PROBLEM DETAILS:
Look through the data below. Show each line where the string "screenshot" occurs.

EXERCISE INPUTS:
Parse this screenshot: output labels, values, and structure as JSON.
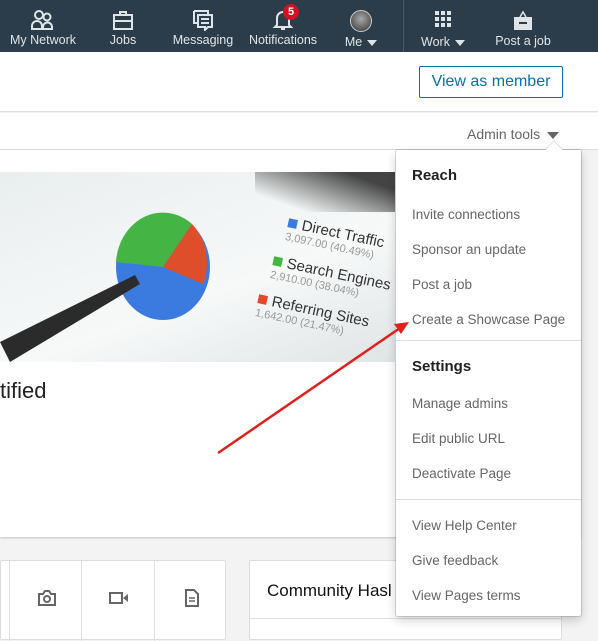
{
  "nav": {
    "items": [
      {
        "label": "My Network",
        "icon": "people-icon"
      },
      {
        "label": "Jobs",
        "icon": "briefcase-icon"
      },
      {
        "label": "Messaging",
        "icon": "messaging-icon"
      },
      {
        "label": "Notifications",
        "icon": "bell-icon",
        "badge": "5"
      },
      {
        "label": "Me",
        "icon": "avatar"
      },
      {
        "label": "Work",
        "icon": "grid-icon"
      },
      {
        "label": "Post a job",
        "icon": "post-job-icon"
      }
    ]
  },
  "header": {
    "view_as_member": "View as member"
  },
  "admin_bar": {
    "label": "Admin tools"
  },
  "hero": {
    "legend": [
      {
        "label": "Direct Traffic",
        "value": "3,097.00 (40.49%)",
        "color": "#3b7be0"
      },
      {
        "label": "Search Engines",
        "value": "2,910.00 (38.04%)",
        "color": "#3fb83f"
      },
      {
        "label": "Referring Sites",
        "value": "1,642.00 (21.47%)",
        "color": "#e0492b"
      }
    ]
  },
  "card": {
    "title_fragment": "tified"
  },
  "composer": {
    "icons": [
      "camera-icon",
      "video-icon",
      "document-icon"
    ]
  },
  "community": {
    "title": "Community Hasl"
  },
  "dropdown": {
    "reach": {
      "title": "Reach",
      "items": [
        "Invite connections",
        "Sponsor an update",
        "Post a job",
        "Create a Showcase Page"
      ]
    },
    "settings": {
      "title": "Settings",
      "items": [
        "Manage admins",
        "Edit public URL",
        "Deactivate Page"
      ]
    },
    "help": {
      "items": [
        "View Help Center",
        "Give feedback",
        "View Pages terms"
      ]
    }
  },
  "colors": {
    "nav_bg": "#2b3d4a",
    "accent": "#0073b1",
    "annotation_arrow": "#e0201b"
  }
}
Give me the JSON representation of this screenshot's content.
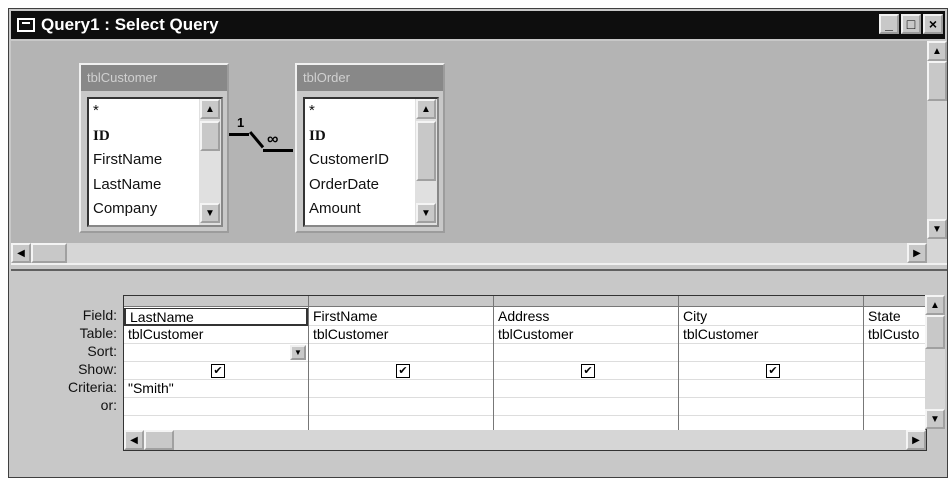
{
  "window": {
    "title": "Query1 : Select Query",
    "buttons": {
      "minimize": "_",
      "maximize": "□",
      "close": "×"
    }
  },
  "tables": [
    {
      "name": "tblCustomer",
      "fields": [
        "*",
        "ID",
        "FirstName",
        "LastName",
        "Company"
      ]
    },
    {
      "name": "tblOrder",
      "fields": [
        "*",
        "ID",
        "CustomerID",
        "OrderDate",
        "Amount"
      ]
    }
  ],
  "relationship": {
    "one": "1",
    "many": "∞"
  },
  "grid": {
    "row_labels": [
      "Field:",
      "Table:",
      "Sort:",
      "Show:",
      "Criteria:",
      "or:"
    ],
    "columns": [
      {
        "field": "LastName",
        "table": "tblCustomer",
        "sort": "",
        "show": true,
        "criteria": "\"Smith\"",
        "or": ""
      },
      {
        "field": "FirstName",
        "table": "tblCustomer",
        "sort": "",
        "show": true,
        "criteria": "",
        "or": ""
      },
      {
        "field": "Address",
        "table": "tblCustomer",
        "sort": "",
        "show": true,
        "criteria": "",
        "or": ""
      },
      {
        "field": "City",
        "table": "tblCustomer",
        "sort": "",
        "show": true,
        "criteria": "",
        "or": ""
      },
      {
        "field": "State",
        "table": "tblCusto",
        "sort": "",
        "show": false,
        "criteria": "",
        "or": ""
      }
    ]
  },
  "icons": {
    "app": "query-window-icon",
    "up": "arrow-up-icon",
    "down": "arrow-down-icon",
    "left": "arrow-left-icon",
    "right": "arrow-right-icon",
    "check": "checkmark-icon"
  },
  "glyphs": {
    "up": "▲",
    "down": "▼",
    "left": "◀",
    "right": "▶",
    "check": "✔"
  }
}
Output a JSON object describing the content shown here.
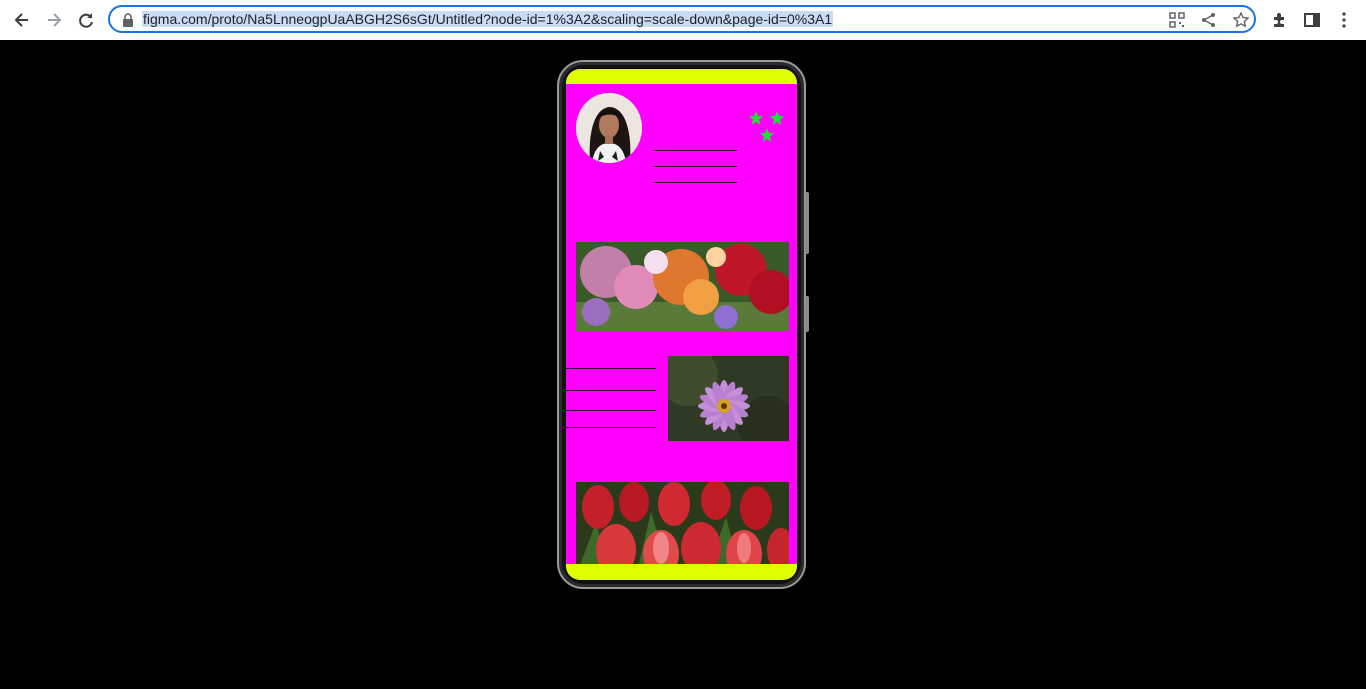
{
  "browser": {
    "url": "figma.com/proto/Na5LnneogpUaABGH2S6sGt/Untitled?node-id=1%3A2&scaling=scale-down&page-id=0%3A1",
    "icons": [
      "back-icon",
      "forward-icon",
      "reload-icon",
      "lock-icon",
      "qr-code-icon",
      "share-icon",
      "bookmark-star-icon",
      "extensions-icon",
      "side-panel-icon",
      "more-menu-icon"
    ]
  },
  "prototype": {
    "colors": {
      "background": "#ff00ff",
      "bars": "#ddff00",
      "stars": "#22dd33"
    },
    "star_count": 3,
    "images": [
      "profile-photo",
      "flower-garden-image",
      "purple-daisy-image",
      "red-tulips-image"
    ]
  }
}
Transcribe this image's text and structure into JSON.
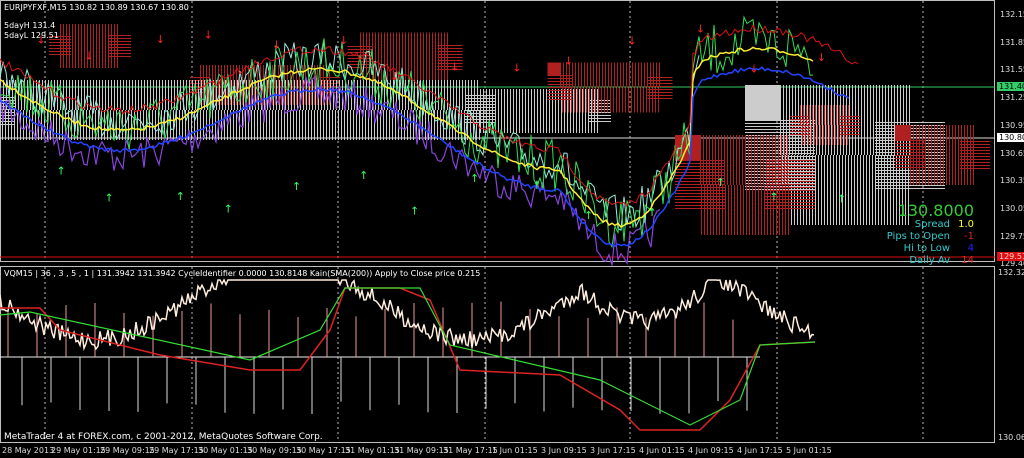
{
  "chart": {
    "symbol_line": "EURJPYFXF,M15  130.82 130.89 130.67 130.80",
    "day_high": "5dayH 131.4",
    "day_low": "5dayL 129.51"
  },
  "price_axis": {
    "ticks": [
      "132.15",
      "131.85",
      "131.55",
      "131.25",
      "130.95",
      "130.65",
      "130.35",
      "130.05",
      "129.75",
      "129.46"
    ],
    "tag_high": "131.40",
    "tag_current": "130.80",
    "tag_low": "129.51",
    "colors": {
      "high": "#33cc66",
      "current": "#ffffff",
      "low": "#dd1111"
    }
  },
  "info_panel": {
    "price": "130.8000",
    "rows": [
      {
        "label": "Spread",
        "value": "1.0",
        "color": "#ffff33"
      },
      {
        "label": "Pips to Open",
        "value": "-1",
        "color": "#dd2222"
      },
      {
        "label": "Hi to Low",
        "value": "4",
        "color": "#2222ff"
      },
      {
        "label": "Daily Av",
        "value": "14",
        "color": "#dd2222"
      }
    ]
  },
  "indicator": {
    "label": "VQM15 | 36 , 3 , 5 , 1  |  131.3942 131.3942  CycleIdentifier 0.0000 130.8148  Kain(SMA(200)) Apply to Close price 0.215",
    "axis_top": "132.324",
    "axis_bottom": "130.063"
  },
  "footer": "MetaTrader 4 at FOREX.com, c 2001-2012, MetaQuotes Software Corp.",
  "time_axis": [
    "28 May 2013",
    "29 May 01:15",
    "29 May 09:15",
    "29 May 17:15",
    "30 May 01:15",
    "30 May 09:15",
    "30 May 17:15",
    "31 May 01:15",
    "31 May 09:15",
    "31 May 17:15",
    "1 Jun 01:15",
    "3 Jun 09:15",
    "3 Jun 17:15",
    "4 Jun 01:15",
    "4 Jun 09:15",
    "4 Jun 17:15",
    "5 Jun 01:15"
  ]
}
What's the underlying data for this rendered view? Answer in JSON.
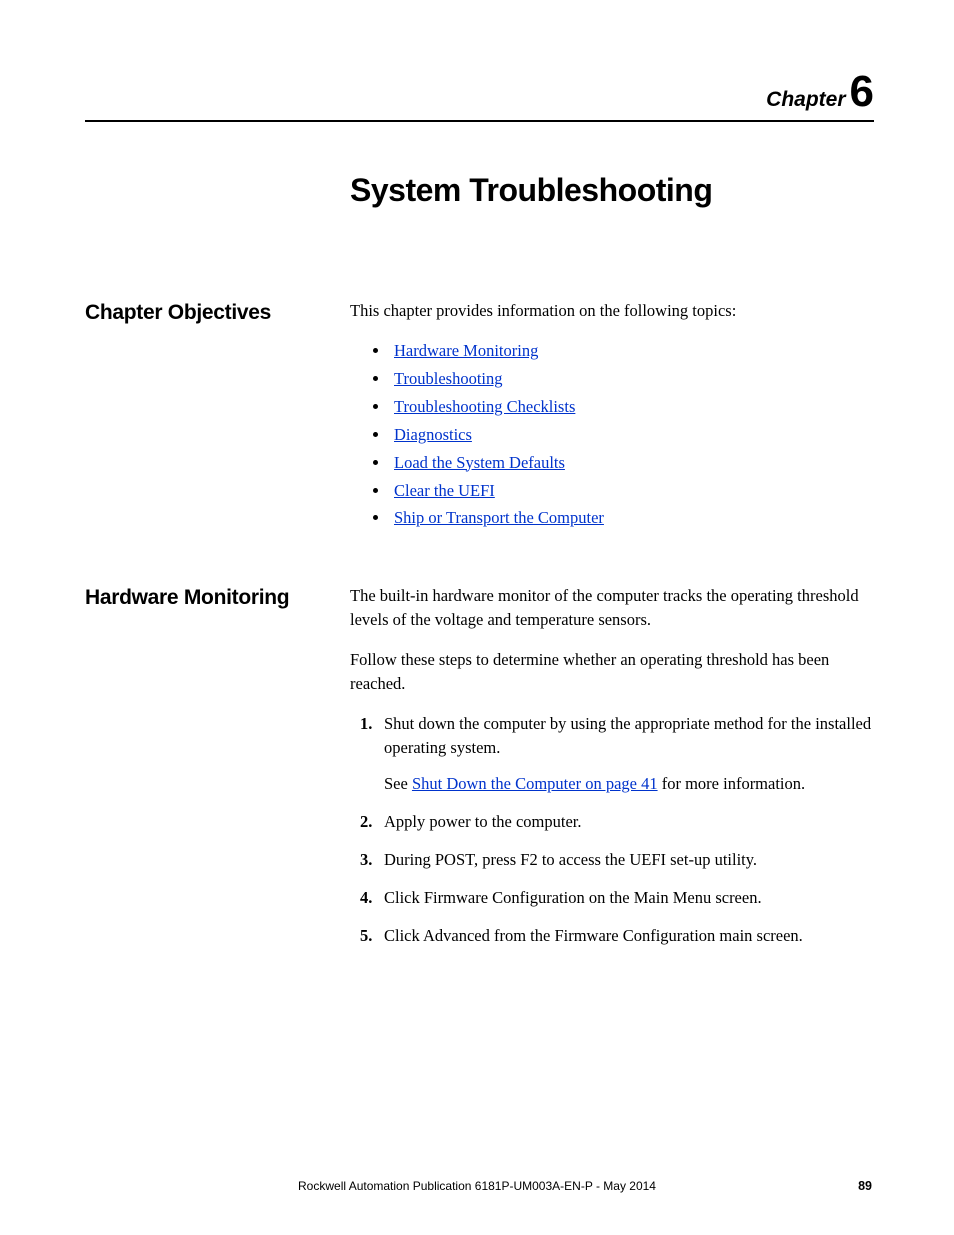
{
  "header": {
    "chapter_label": "Chapter",
    "chapter_number": "6"
  },
  "title": "System Troubleshooting",
  "sections": {
    "objectives": {
      "heading": "Chapter Objectives",
      "intro": "This chapter provides information on the following topics:",
      "topics": [
        "Hardware Monitoring",
        "Troubleshooting",
        "Troubleshooting Checklists",
        "Diagnostics",
        "Load the System Defaults",
        "Clear the UEFI",
        "Ship or Transport the Computer"
      ]
    },
    "hardware_monitoring": {
      "heading": "Hardware Monitoring",
      "para1": "The built-in hardware monitor of the computer tracks the operating threshold levels of the voltage and temperature sensors.",
      "para2": "Follow these steps to determine whether an operating threshold has been reached.",
      "steps": [
        {
          "text": "Shut down the computer by using the appropriate method for the installed operating system.",
          "sub_prefix": "See ",
          "sub_link": "Shut Down the Computer on page 41",
          "sub_suffix": " for more information."
        },
        {
          "text": "Apply power to the computer."
        },
        {
          "text": "During POST, press F2 to access the UEFI set-up utility."
        },
        {
          "text": "Click Firmware Configuration on the Main Menu screen."
        },
        {
          "text": "Click Advanced from the Firmware Configuration main screen."
        }
      ]
    }
  },
  "footer": {
    "publication": "Rockwell Automation Publication 6181P-UM003A-EN-P - May 2014",
    "page_number": "89"
  }
}
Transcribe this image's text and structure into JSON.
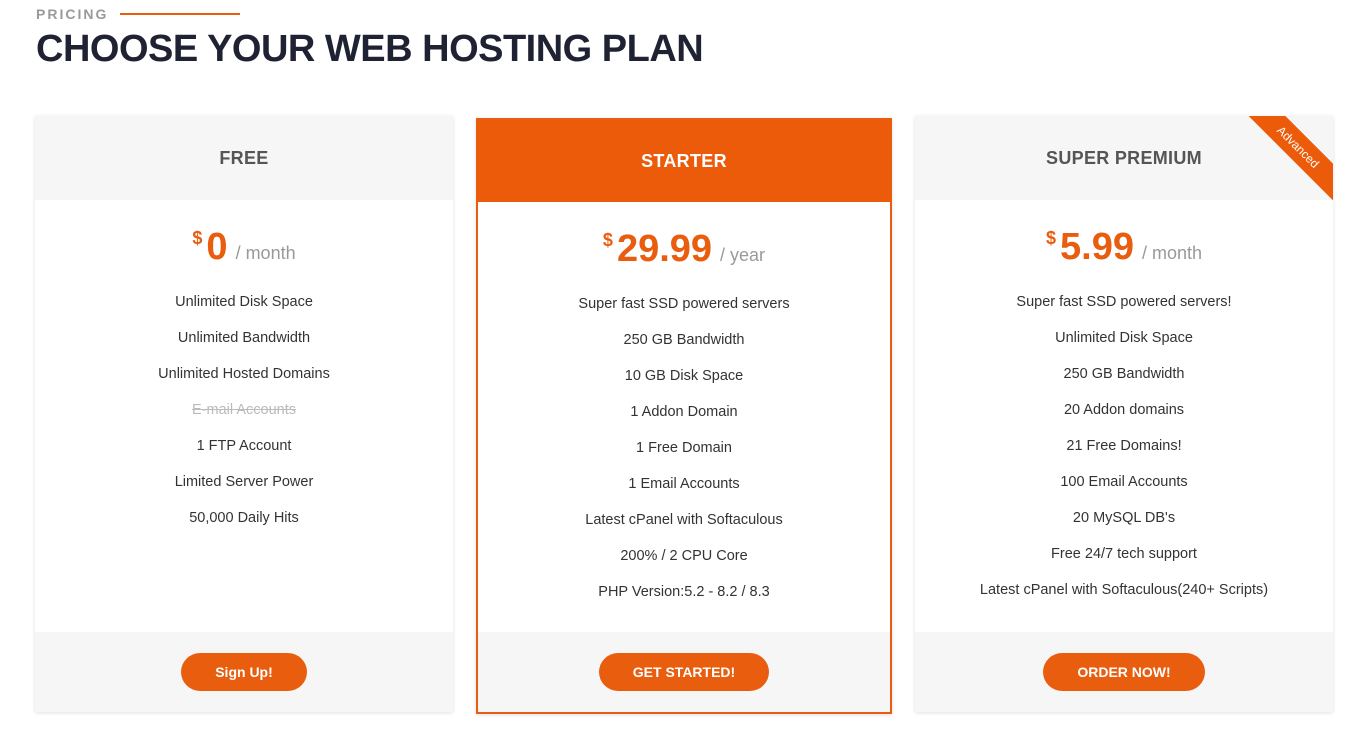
{
  "header": {
    "eyebrow": "PRICING",
    "title": "CHOOSE YOUR WEB HOSTING PLAN"
  },
  "colors": {
    "accent": "#e95d0f",
    "heading": "#1f2233"
  },
  "plans": [
    {
      "name": "FREE",
      "currency": "$",
      "price": "0",
      "period": "/ month",
      "features": [
        "Unlimited Disk Space",
        "Unlimited Bandwidth",
        "Unlimited Hosted Domains",
        "E-mail Accounts",
        "1 FTP Account",
        "Limited Server Power",
        "50,000 Daily Hits"
      ],
      "button": "Sign Up!"
    },
    {
      "name": "STARTER",
      "currency": "$",
      "price": "29.99",
      "period": "/ year",
      "features": [
        "Super fast SSD powered servers",
        "250 GB Bandwidth",
        "10 GB Disk Space",
        "1 Addon Domain",
        "1 Free Domain",
        "1 Email Accounts",
        "Latest cPanel with Softaculous",
        "200% / 2 CPU Core",
        "PHP Version:5.2 - 8.2 / 8.3"
      ],
      "button": "GET STARTED!"
    },
    {
      "name": "SUPER PREMIUM",
      "currency": "$",
      "price": "5.99",
      "period": "/ month",
      "ribbon": "Advanced",
      "features": [
        "Super fast SSD powered servers!",
        "Unlimited Disk Space",
        "250 GB Bandwidth",
        "20 Addon domains",
        "21 Free Domains!",
        "100 Email Accounts",
        "20 MySQL DB's",
        "Free 24/7 tech support",
        "Latest cPanel with Softaculous(240+ Scripts)"
      ],
      "button": "ORDER NOW!"
    }
  ]
}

ANSWER FOR THIS EXERCISE:
Parse this screenshot: output labels, values, and structure as JSON.
Give me the JSON representation of this screenshot's content.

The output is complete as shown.